Task description ▸ Write out all of the entries exactly as given.

═══ Material provided

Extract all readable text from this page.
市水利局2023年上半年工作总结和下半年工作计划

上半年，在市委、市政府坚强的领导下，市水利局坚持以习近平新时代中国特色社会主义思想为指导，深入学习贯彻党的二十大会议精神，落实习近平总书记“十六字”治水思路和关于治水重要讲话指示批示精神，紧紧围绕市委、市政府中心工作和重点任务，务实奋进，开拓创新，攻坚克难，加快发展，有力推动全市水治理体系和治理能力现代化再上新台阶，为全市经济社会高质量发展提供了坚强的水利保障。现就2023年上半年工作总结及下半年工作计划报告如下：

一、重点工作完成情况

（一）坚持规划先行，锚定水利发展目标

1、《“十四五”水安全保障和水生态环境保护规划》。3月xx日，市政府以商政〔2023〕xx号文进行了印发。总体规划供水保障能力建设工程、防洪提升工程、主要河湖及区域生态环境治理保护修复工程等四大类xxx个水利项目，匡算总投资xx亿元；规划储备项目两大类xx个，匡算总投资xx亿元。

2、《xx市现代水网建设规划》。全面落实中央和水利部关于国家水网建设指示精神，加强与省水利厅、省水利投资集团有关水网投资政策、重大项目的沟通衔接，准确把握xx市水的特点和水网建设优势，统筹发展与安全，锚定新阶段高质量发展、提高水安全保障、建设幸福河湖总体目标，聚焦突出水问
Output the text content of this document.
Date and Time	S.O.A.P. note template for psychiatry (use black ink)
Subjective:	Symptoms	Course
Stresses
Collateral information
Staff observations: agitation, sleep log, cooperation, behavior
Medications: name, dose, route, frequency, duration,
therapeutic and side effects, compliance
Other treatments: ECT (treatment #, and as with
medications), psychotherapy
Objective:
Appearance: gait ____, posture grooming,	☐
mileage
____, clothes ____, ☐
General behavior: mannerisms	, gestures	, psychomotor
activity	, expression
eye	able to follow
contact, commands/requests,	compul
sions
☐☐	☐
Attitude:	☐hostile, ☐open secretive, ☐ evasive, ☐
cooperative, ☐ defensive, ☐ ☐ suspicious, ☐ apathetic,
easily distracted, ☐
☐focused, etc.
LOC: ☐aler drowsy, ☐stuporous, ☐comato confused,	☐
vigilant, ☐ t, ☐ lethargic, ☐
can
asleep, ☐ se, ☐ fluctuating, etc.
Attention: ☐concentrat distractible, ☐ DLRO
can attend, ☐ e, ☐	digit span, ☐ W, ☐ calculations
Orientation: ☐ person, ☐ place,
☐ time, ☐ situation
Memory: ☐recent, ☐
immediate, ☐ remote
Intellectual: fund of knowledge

══════

Result for this task ▸
Extract all readable text from this page.
市水利局2023年上半年工作总结和下半年工作计划

上半年，在市委、市政府坚强的领导下，市水利局坚持以习近平新时代中国特色社会主义思想为指导，深入学习贯彻党的二十大会议精神，落实习近平总书记“十六字”治水思路和关于治水重要讲话指示批示精神，紧紧围绕市委、市政府中心工作和重点任务，务实奋进，开拓创新，攻坚克难，加快发展，有力推动全市水治理体系和治理能力现代化再上新台阶，为全市经济社会高质量发展提供了坚强的水利保障。现就2023年上半年工作总结及下半年工作计划报告如下：

一、重点工作完成情况

（一）坚持规划先行，锚定水利发展目标

1、《“十四五”水安全保障和水生态环境保护规划》。3月xx日，市政府以商政〔2023〕xx号文进行了印发。总体规划供水保障能力建设工程、防洪提升工程、主要河湖及区域生态环境治理保护修复工程等四大类xxx个水利项目，匡算总投资xx亿元；规划储备项目两大类xx个，匡算总投资xx亿元。

2、《xx市现代水网建设规划》。全面落实中央和水利部关于国家水网建设指示精神，加强与省水利厅、省水利投资集团有关水网投资政策、重大项目的沟通衔接，准确把握xx市水的特点和水网建设优势，统筹发展与安全，锚定新阶段高质量发展、提高水安全保障、建设幸福河湖总体目标，聚焦突出水问
Output the text content of this document.
Date and Time	S.O.A.P. note template for psychiatry (use black ink)
Subjective:	Symptoms	Course
Stresses
Collateral information
Staff observations: agitation, sleep log, cooperation, behavior
Medications: name, dose, route, frequency, duration,
therapeutic and side effects, compliance
Other treatments: ECT (treatment #, and as with
medications), psychotherapy
Objective:
Appearance: gait ____, posture grooming,	☐
mileage
____, clothes ____, ☐
General behavior: mannerisms	, gestures	, psychomotor
activity	, expression
eye	able to follow
contact, commands/requests,	compul
sions
☐☐	☐
Attitude:	☐hostile, ☐open secretive, ☐ evasive, ☐
cooperative, ☐ defensive, ☐ ☐ suspicious, ☐ apathetic,
easily distracted, ☐
☐focused, etc.
LOC: ☐aler drowsy, ☐stuporous, ☐comato confused,	☐
vigilant, ☐ t, ☐ lethargic, ☐
can
asleep, ☐ se, ☐ fluctuating, etc.
Attention: ☐concentrat distractible, ☐ DLRO
can attend, ☐ e, ☐	digit span, ☐ W, ☐ calculations
Orientation: ☐ person, ☐ place,
☐ time, ☐ situation
Memory: ☐recent, ☐
immediate, ☐ remote
Intellectual: fund of knowledge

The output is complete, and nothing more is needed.